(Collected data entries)
◆ ◆ ◆ ◆ ◆

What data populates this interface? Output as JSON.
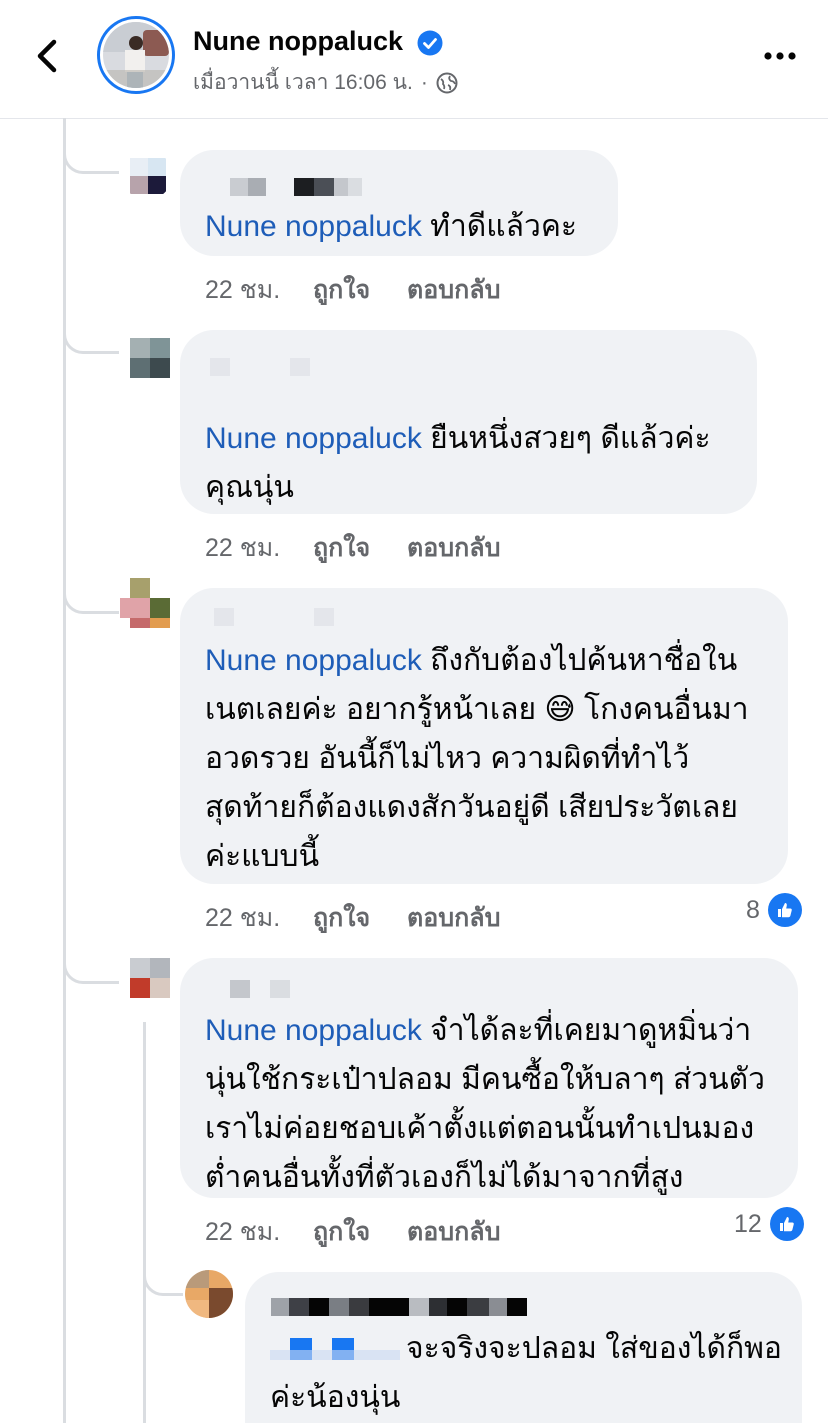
{
  "header": {
    "page_name": "Nune noppaluck",
    "post_time": "เมื่อวานนี้ เวลา 16:06 น.",
    "separator": "·"
  },
  "colors": {
    "accent": "#1877f2",
    "mention": "#1e5db8",
    "bubble": "#f0f2f5",
    "muted": "#65676b"
  },
  "icons": [
    "back-chevron-icon",
    "verified-badge-icon",
    "globe-icon",
    "more-options-icon",
    "like-thumb-icon"
  ],
  "comments": [
    {
      "mention": "Nune noppaluck",
      "lines": [
        "ทำดีแล้วคะ"
      ],
      "time": "22 ชม.",
      "like_label": "ถูกใจ",
      "reply_label": "ตอบกลับ"
    },
    {
      "mention": "Nune noppaluck",
      "lines": [
        "ยืนหนึ่งสวยๆ ดีแล้วค่ะ",
        "คุณนุ่น"
      ],
      "time": "22 ชม.",
      "like_label": "ถูกใจ",
      "reply_label": "ตอบกลับ"
    },
    {
      "mention": "Nune noppaluck",
      "lines": [
        "ถึงกับต้องไปค้นหาชื่อใน",
        "เนตเลยค่ะ อยากรู้หน้าเลย 😅 โกงคนอื่นมา",
        "อวดรวย อันนี้ก็ไม่ไหว ความผิดที่ทำไว้",
        "สุดท้ายก็ต้องแดงสักวันอยู่ดี เสียประวัตเลย",
        "ค่ะแบบนี้"
      ],
      "time": "22 ชม.",
      "like_label": "ถูกใจ",
      "reply_label": "ตอบกลับ",
      "reaction_count": "8"
    },
    {
      "mention": "Nune noppaluck",
      "lines": [
        "จำได้ละที่เคยมาดูหมิ่นว่า",
        "นุ่นใช้กระเป๋าปลอม มีคนซื้อให้บลาๆ ส่วนตัว",
        "เราไม่ค่อยชอบเค้าตั้งแต่ตอนนั้นทำเปนมอง",
        "ต่ำคนอื่นทั้งที่ตัวเองก็ไม่ได้มาจากที่สูง"
      ],
      "time": "22 ชม.",
      "like_label": "ถูกใจ",
      "reply_label": "ตอบกลับ",
      "reaction_count": "12"
    },
    {
      "lines": [
        "จะจริงจะปลอม ใส่ของได้ก็พอ",
        "ค่ะน้องนุ่น"
      ]
    }
  ]
}
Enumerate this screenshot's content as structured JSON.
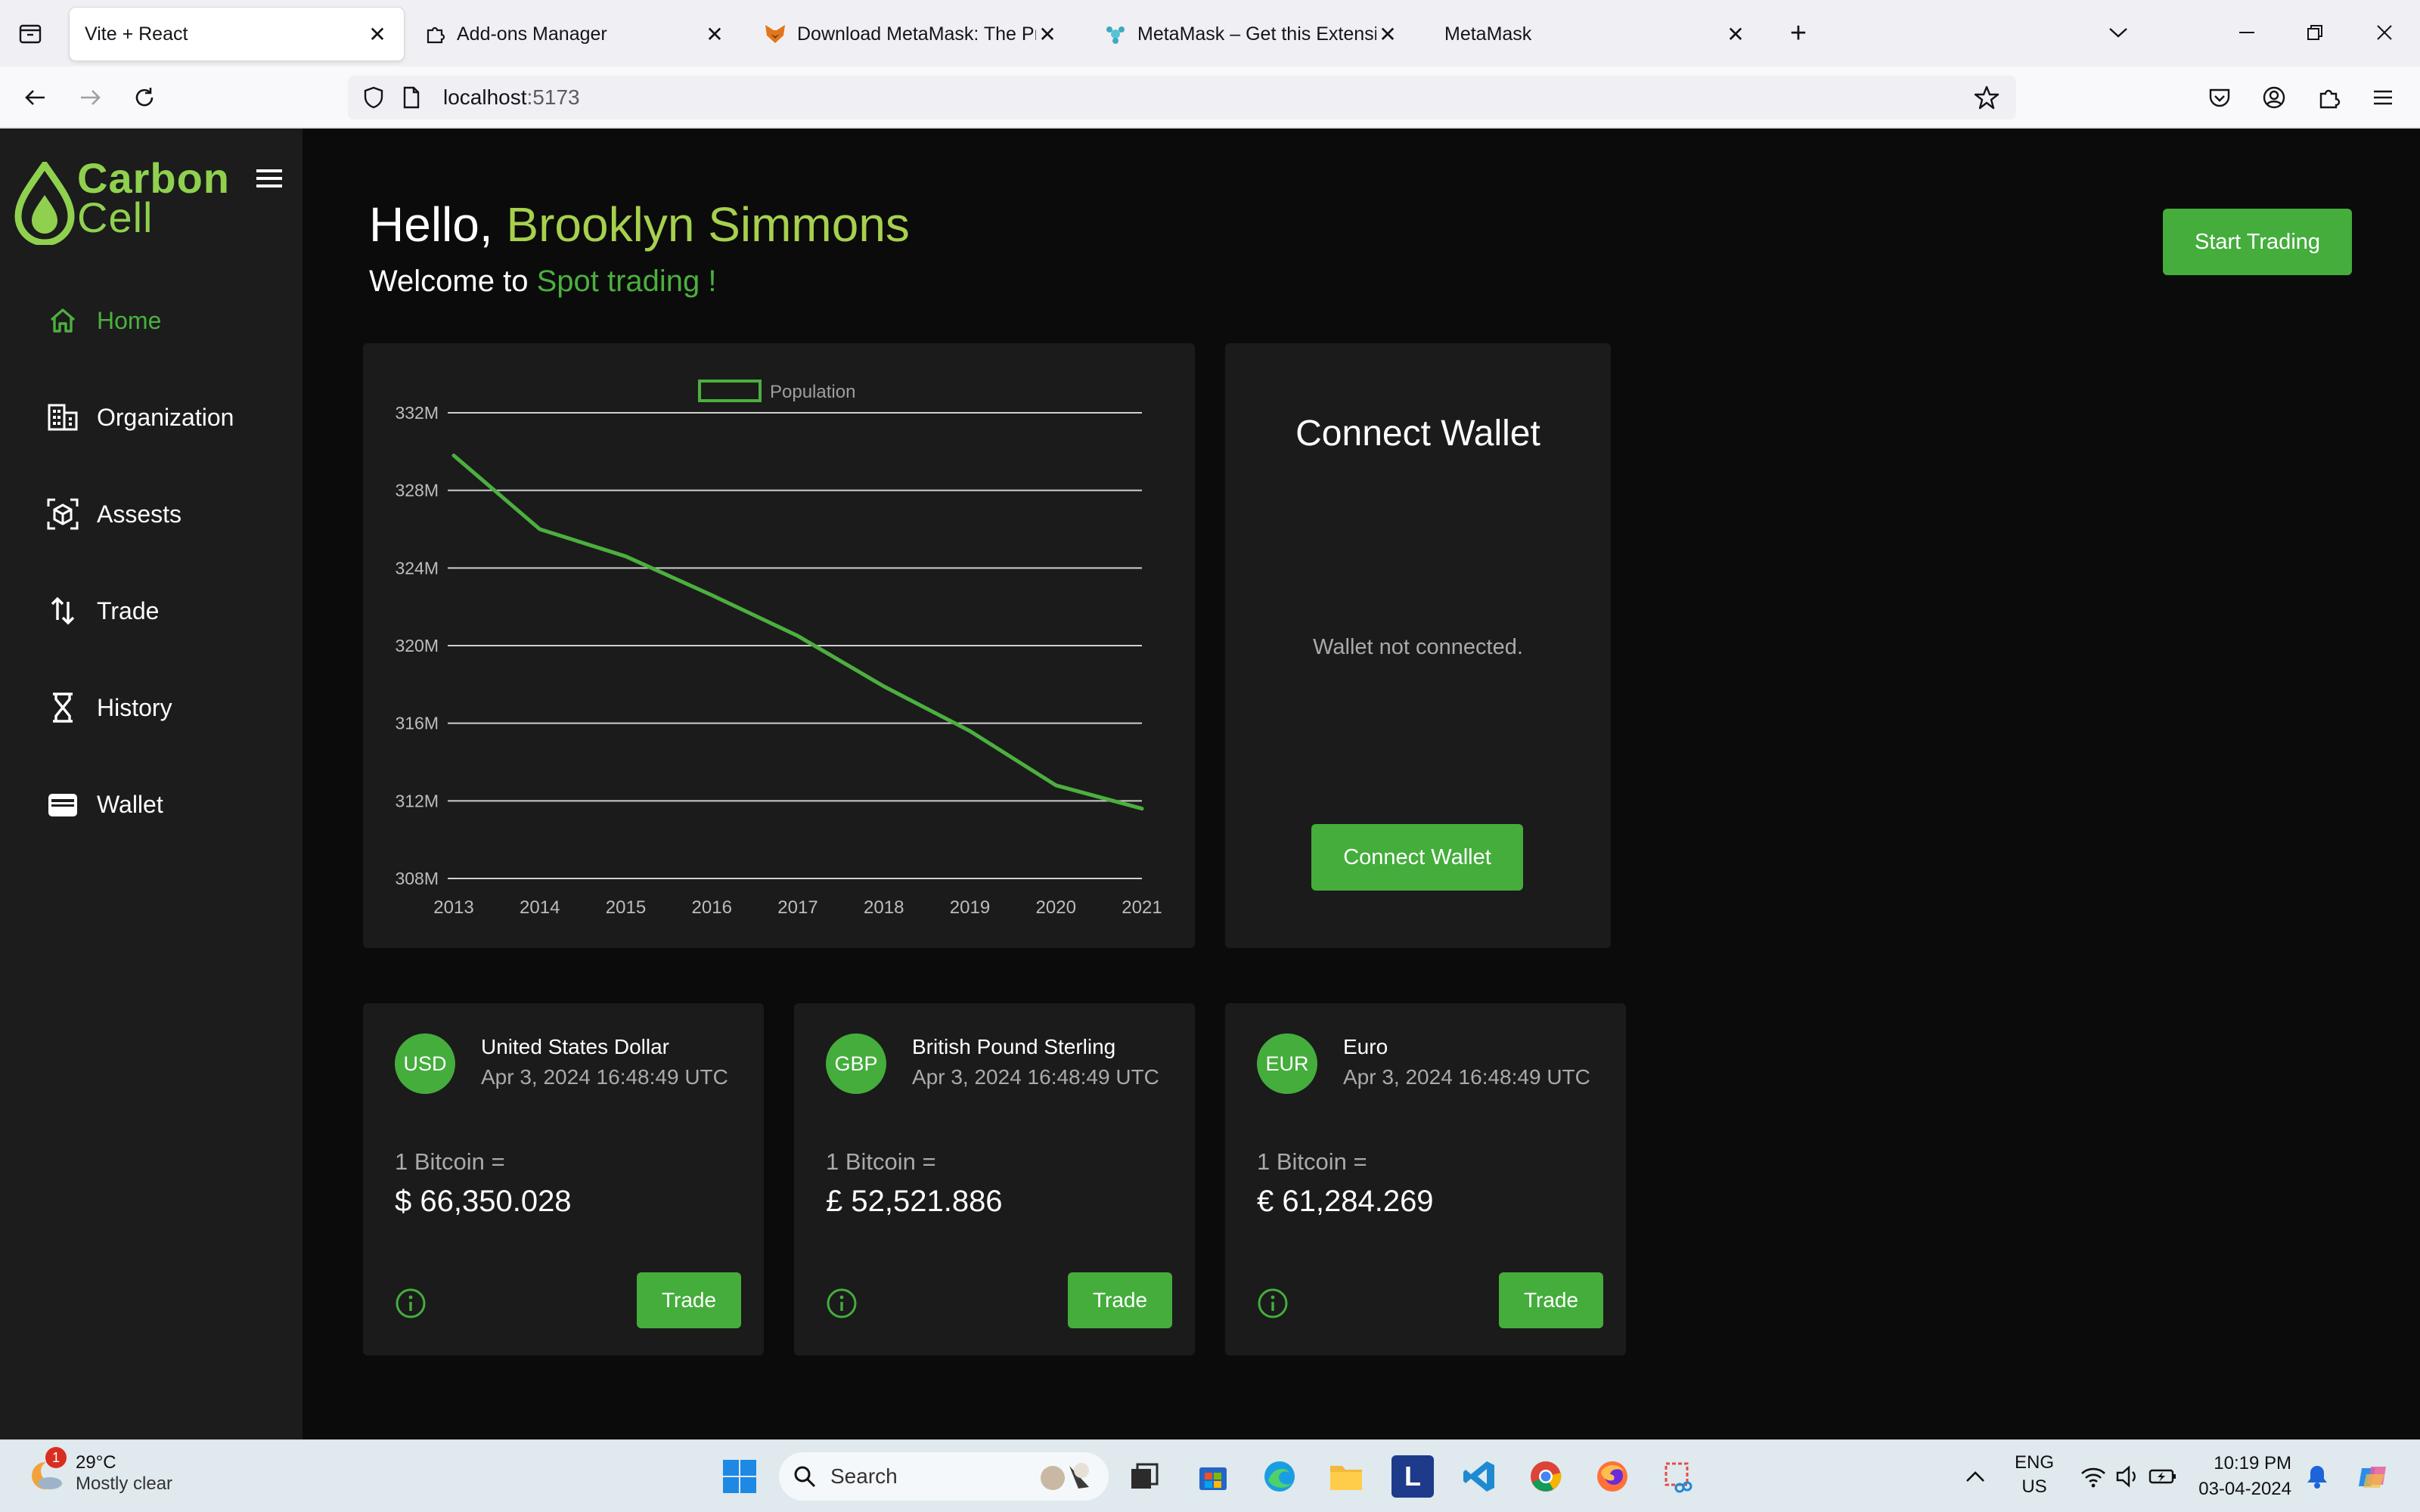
{
  "browser": {
    "tabs": [
      {
        "title": "Vite + React",
        "icon": "vite-icon",
        "active": true
      },
      {
        "title": "Add-ons Manager",
        "icon": "puzzle-icon",
        "active": false
      },
      {
        "title": "Download MetaMask: The Prem",
        "icon": "metamask-fox-icon",
        "active": false
      },
      {
        "title": "MetaMask – Get this Extension",
        "icon": "addons-icon",
        "active": false
      },
      {
        "title": "MetaMask",
        "icon": "",
        "active": false
      }
    ],
    "url_host": "localhost",
    "url_port": ":5173"
  },
  "app": {
    "logo_line1": "Carbon",
    "logo_line2": "Cell",
    "nav": [
      {
        "label": "Home",
        "icon": "home-icon",
        "active": true
      },
      {
        "label": "Organization",
        "icon": "organization-icon",
        "active": false
      },
      {
        "label": "Assests",
        "icon": "assets-icon",
        "active": false
      },
      {
        "label": "Trade",
        "icon": "trade-arrows-icon",
        "active": false
      },
      {
        "label": "History",
        "icon": "hourglass-icon",
        "active": false
      },
      {
        "label": "Wallet",
        "icon": "wallet-icon",
        "active": false
      }
    ],
    "greeting_prefix": "Hello, ",
    "user_name": "Brooklyn Simmons",
    "welcome_prefix": "Welcome to ",
    "welcome_accent": "Spot trading !",
    "start_trading_label": "Start Trading",
    "wallet": {
      "title": "Connect Wallet",
      "status": "Wallet not connected.",
      "button_label": "Connect Wallet"
    },
    "currencies": [
      {
        "code": "USD",
        "name": "United States Dollar",
        "date": "Apr 3, 2024 16:48:49 UTC",
        "label": "1 Bitcoin =",
        "value": "$ 66,350.028",
        "button": "Trade"
      },
      {
        "code": "GBP",
        "name": "British Pound Sterling",
        "date": "Apr 3, 2024 16:48:49 UTC",
        "label": "1 Bitcoin =",
        "value": "£ 52,521.886",
        "button": "Trade"
      },
      {
        "code": "EUR",
        "name": "Euro",
        "date": "Apr 3, 2024 16:48:49 UTC",
        "label": "1 Bitcoin =",
        "value": "€ 61,284.269",
        "button": "Trade"
      }
    ],
    "accent_color": "#44ad3c"
  },
  "chart_data": {
    "type": "line",
    "title": "",
    "xlabel": "",
    "ylabel": "",
    "categories": [
      "2013",
      "2014",
      "2015",
      "2016",
      "2017",
      "2018",
      "2019",
      "2020",
      "2021"
    ],
    "y_ticks": [
      "308M",
      "312M",
      "316M",
      "320M",
      "324M",
      "328M",
      "332M"
    ],
    "ylim": [
      308,
      332
    ],
    "series": [
      {
        "name": "Population",
        "color": "#4caf3f",
        "values": [
          329.8,
          326.0,
          324.6,
          322.6,
          320.5,
          317.9,
          315.6,
          312.8,
          311.6
        ]
      }
    ],
    "legend": "top-center",
    "grid": true
  },
  "taskbar": {
    "temp": "29°C",
    "condition": "Mostly clear",
    "weather_badge": "1",
    "search_label": "Search",
    "lang1": "ENG",
    "lang2": "US",
    "time": "10:19 PM",
    "date": "03-04-2024"
  }
}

◆ ◆ ◆ ◆ ◆

▶ **Problem to solve**: Copy out every line of the data that includes "JSON".

▶ **In response**:
What data populates this interface? Output as JSON.
Enumerate this screenshot's content as structured JSON.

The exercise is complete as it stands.